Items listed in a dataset
[start]

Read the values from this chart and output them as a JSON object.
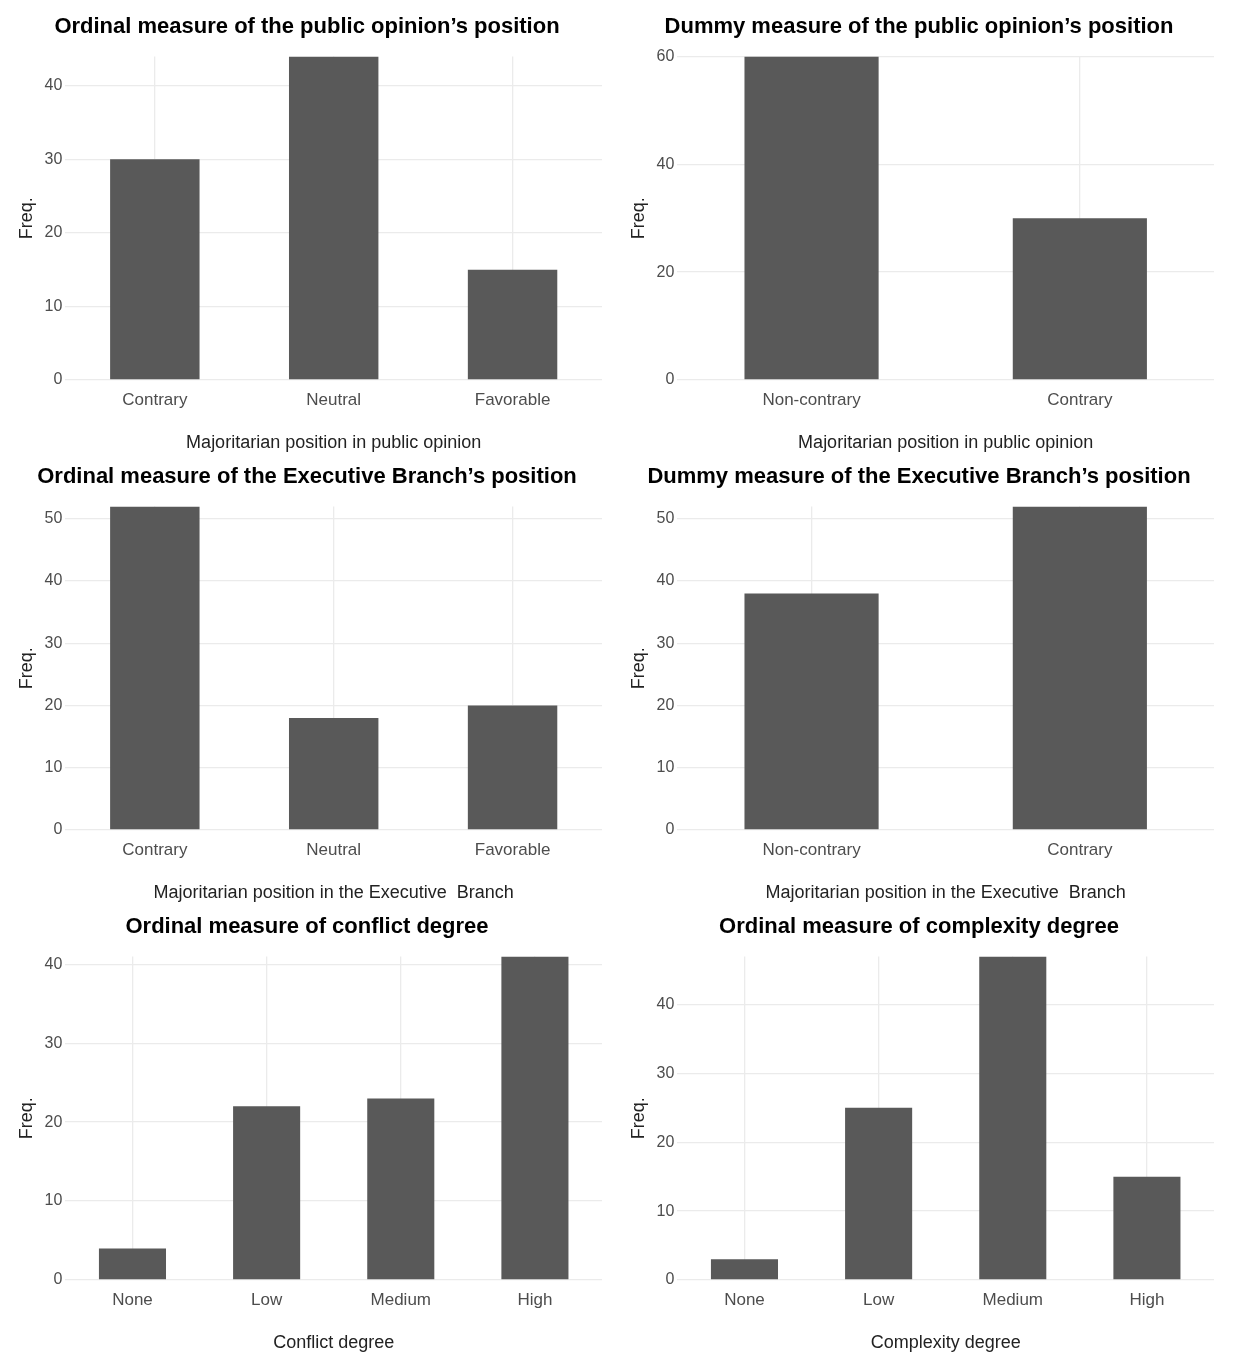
{
  "chart_data": [
    {
      "type": "bar",
      "title": "Ordinal measure of the public opinion’s position",
      "xlabel": "Majoritarian position in public opinion",
      "ylabel": "Freq.",
      "categories": [
        "Contrary",
        "Neutral",
        "Favorable"
      ],
      "values": [
        30,
        44,
        15
      ],
      "color": "#595959",
      "ylim": [
        0,
        44
      ],
      "yticks": [
        0,
        10,
        20,
        30,
        40
      ],
      "grid": true
    },
    {
      "type": "bar",
      "title": "Dummy measure of the public opinion’s position",
      "xlabel": "Majoritarian position in public opinion",
      "ylabel": "Freq.",
      "categories": [
        "Non-contrary",
        "Contrary"
      ],
      "values": [
        60,
        30
      ],
      "color": "#595959",
      "ylim": [
        0,
        60
      ],
      "yticks": [
        0,
        20,
        40,
        60
      ],
      "grid": true
    },
    {
      "type": "bar",
      "title": "Ordinal measure of the Executive Branch’s position",
      "xlabel": "Majoritarian position in the Executive  Branch",
      "ylabel": "Freq.",
      "categories": [
        "Contrary",
        "Neutral",
        "Favorable"
      ],
      "values": [
        52,
        18,
        20
      ],
      "color": "#595959",
      "ylim": [
        0,
        52
      ],
      "yticks": [
        0,
        10,
        20,
        30,
        40,
        50
      ],
      "grid": true
    },
    {
      "type": "bar",
      "title": "Dummy measure of the Executive Branch’s position",
      "xlabel": "Majoritarian position in the Executive  Branch",
      "ylabel": "Freq.",
      "categories": [
        "Non-contrary",
        "Contrary"
      ],
      "values": [
        38,
        52
      ],
      "color": "#595959",
      "ylim": [
        0,
        52
      ],
      "yticks": [
        0,
        10,
        20,
        30,
        40,
        50
      ],
      "grid": true
    },
    {
      "type": "bar",
      "title": "Ordinal measure of conflict degree",
      "xlabel": "Conflict degree",
      "ylabel": "Freq.",
      "categories": [
        "None",
        "Low",
        "Medium",
        "High"
      ],
      "values": [
        4,
        22,
        23,
        41
      ],
      "color": "#595959",
      "ylim": [
        0,
        41
      ],
      "yticks": [
        0,
        10,
        20,
        30,
        40
      ],
      "grid": true
    },
    {
      "type": "bar",
      "title": "Ordinal measure of complexity degree",
      "xlabel": "Complexity degree",
      "ylabel": "Freq.",
      "categories": [
        "None",
        "Low",
        "Medium",
        "High"
      ],
      "values": [
        3,
        25,
        47,
        15
      ],
      "color": "#595959",
      "ylim": [
        0,
        47
      ],
      "yticks": [
        0,
        10,
        20,
        30,
        40
      ],
      "grid": true
    }
  ]
}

[end]

*Task statement*.
Locate the lines above that contain "public" and copy them.

*Solution to this task*.
      "title": "Ordinal measure of the public opinion’s position",
      "xlabel": "Majoritarian position in public opinion",
      "title": "Dummy measure of the public opinion’s position",
      "xlabel": "Majoritarian position in public opinion",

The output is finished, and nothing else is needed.